[START]
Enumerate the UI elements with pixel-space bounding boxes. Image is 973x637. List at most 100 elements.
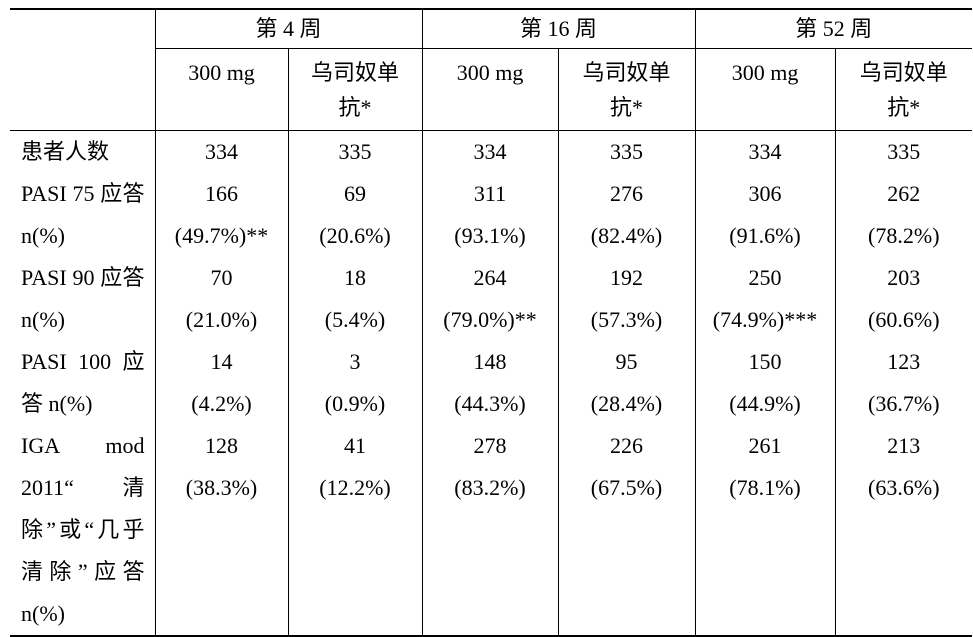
cell-line: (49.7%)** — [174, 223, 269, 248]
cell: 262 (78.2%) — [834, 173, 973, 257]
cell-line: (57.3%) — [590, 307, 663, 332]
cell-line: 148 — [473, 349, 507, 374]
cell-line: (67.5%) — [590, 475, 663, 500]
cell-line: 95 — [615, 349, 638, 374]
subheader: 乌司奴单抗* — [834, 48, 973, 131]
cell: 123 (36.7%) — [834, 341, 973, 425]
cell-line: 334 — [205, 139, 238, 164]
cell-line: 70 — [210, 265, 233, 290]
cell: 14 (4.2%) — [154, 341, 288, 425]
cell-line: 150 — [748, 349, 782, 374]
cell-line: 3 — [349, 349, 361, 374]
cell: 128 (38.3%) — [154, 425, 288, 637]
cell-line: (0.9%) — [324, 391, 386, 416]
subheader: 300 mg — [694, 48, 836, 131]
data-row: PASI 90 应答 n(%) 70 (21.0%) 18 (5.4%) 264 (79.0… — [10, 257, 973, 341]
subheader: 乌司奴单抗* — [557, 48, 696, 131]
subheader: 300 mg — [154, 48, 288, 131]
cell-line: (38.3%) — [185, 475, 258, 500]
cell: 3 (0.9%) — [287, 341, 423, 425]
cell: 335 — [287, 130, 423, 173]
cell: 250 (74.9%)*** — [694, 257, 836, 341]
data-row: 患者人数 334 335 334 335 334 335 — [10, 130, 973, 173]
cell-line: (82.4%) — [590, 223, 663, 248]
cell: 69 (20.6%) — [287, 173, 423, 257]
page: 第 4 周第 16 周第 52 周 300 mg 乌司奴单抗* 300 mg 乌司奴单抗… — [10, 8, 973, 637]
cell: 213 (63.6%) — [834, 425, 973, 637]
cell-line: 334 — [748, 139, 782, 164]
results-table: 第 4 周第 16 周第 52 周 300 mg 乌司奴单抗* 300 mg 乌司奴单抗… — [10, 8, 973, 637]
cell: 306 (91.6%) — [694, 173, 836, 257]
row-label: 患者人数 — [21, 139, 110, 164]
cell: 41 (12.2%) — [287, 425, 423, 637]
cell: 276 (82.4%) — [557, 173, 696, 257]
cell-line: 335 — [610, 139, 644, 164]
subheader: 300 mg — [421, 48, 559, 131]
cell-line: (4.2%) — [191, 391, 252, 416]
cell: 226 (67.5%) — [557, 425, 696, 637]
data-row: PASI 100 应答 n(%) 14 (4.2%) 3 (0.9%) 148 (44.3%… — [10, 341, 973, 425]
cell: 18 (5.4%) — [287, 257, 423, 341]
cell: 70 (21.0%) — [154, 257, 288, 341]
cell-line: 226 — [610, 433, 644, 458]
cell-line: (79.0%)** — [443, 307, 537, 332]
cell: 150 (44.9%) — [694, 341, 836, 425]
cell-line: 166 — [205, 181, 238, 206]
cell: 278 (83.2%) — [421, 425, 559, 637]
cell-line: (28.4%) — [590, 391, 663, 416]
row-label: PASI 90 应答 n(%) — [21, 265, 145, 332]
cell: 335 — [557, 130, 696, 173]
cell-line: 335 — [338, 139, 372, 164]
cell-line: 123 — [887, 349, 921, 374]
cell-line: (5.4%) — [324, 307, 386, 332]
cell: 261 (78.1%) — [694, 425, 836, 637]
cell-line: (60.6%) — [868, 307, 940, 332]
cell: 166 (49.7%)** — [154, 173, 288, 257]
row-label: PASI 100 应答 n(%) — [21, 349, 145, 416]
cell-line: (44.9%) — [729, 391, 801, 416]
row-label: PASI 75 应答 n(%) — [21, 181, 145, 248]
data-row: PASI 75 应答 n(%) 166 (49.7%)** 69 (20.6%) 311 (… — [10, 173, 973, 257]
cell-line: 278 — [473, 433, 507, 458]
cell-line: 69 — [344, 181, 366, 206]
cell-line: (78.2%) — [868, 223, 940, 248]
cell-line: (83.2%) — [454, 475, 526, 500]
cell-line: 18 — [344, 265, 366, 290]
cell-line: (91.6%) — [729, 223, 801, 248]
corner-cell — [10, 8, 155, 49]
corner-cell — [10, 48, 155, 131]
cell-line: (12.2%) — [319, 475, 391, 500]
cell-line: 14 — [210, 349, 233, 374]
cell-line: (20.6%) — [319, 223, 391, 248]
cell-line: 250 — [748, 265, 782, 290]
cell: 95 (28.4%) — [557, 341, 696, 425]
cell: 203 (60.6%) — [834, 257, 973, 341]
cell-line: 306 — [748, 181, 782, 206]
cell-line: 335 — [887, 139, 921, 164]
group-header: 第 52 周 — [694, 8, 973, 49]
cell: 311 (93.1%) — [421, 173, 559, 257]
cell-line: 192 — [610, 265, 644, 290]
cell-line: 262 — [887, 181, 921, 206]
cell-line: (21.0%) — [185, 307, 258, 332]
cell-line: (93.1%) — [454, 223, 526, 248]
cell-line: 261 — [748, 433, 782, 458]
cell: 334 — [694, 130, 836, 173]
cell-line: 41 — [344, 433, 366, 458]
cell: 334 — [421, 130, 559, 173]
cell-line: 203 — [887, 265, 921, 290]
cell-line: (74.9%)*** — [712, 307, 818, 332]
cell-line: (63.6%) — [868, 475, 940, 500]
cell: 334 — [154, 130, 288, 173]
cell: 264 (79.0%)** — [421, 257, 559, 341]
subheader-row: 300 mg 乌司奴单抗* 300 mg 乌司奴单抗* 300 mg 乌司奴单抗* — [10, 48, 973, 131]
row-label: IGA mod 2011“清除”或“几乎清除”应答 n(%) — [10, 425, 155, 637]
cell: 148 (44.3%) — [421, 341, 559, 425]
subheader: 乌司奴单抗* — [287, 48, 423, 131]
cell-line: (36.7%) — [868, 391, 940, 416]
cell-line: 276 — [610, 181, 644, 206]
cell-line: 264 — [473, 265, 507, 290]
group-header: 第 4 周 — [154, 8, 423, 49]
cell: 192 (57.3%) — [557, 257, 696, 341]
group-header-row: 第 4 周第 16 周第 52 周 — [10, 8, 973, 49]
[END]
Which of the lines above contain the string "患者人数"? Copy each of them in full, and treat the match as case-sensitive.

data-row: 患者人数 334 335 334 335 334 335 — [10, 130, 973, 173]
row-label: 患者人数 — [21, 139, 110, 164]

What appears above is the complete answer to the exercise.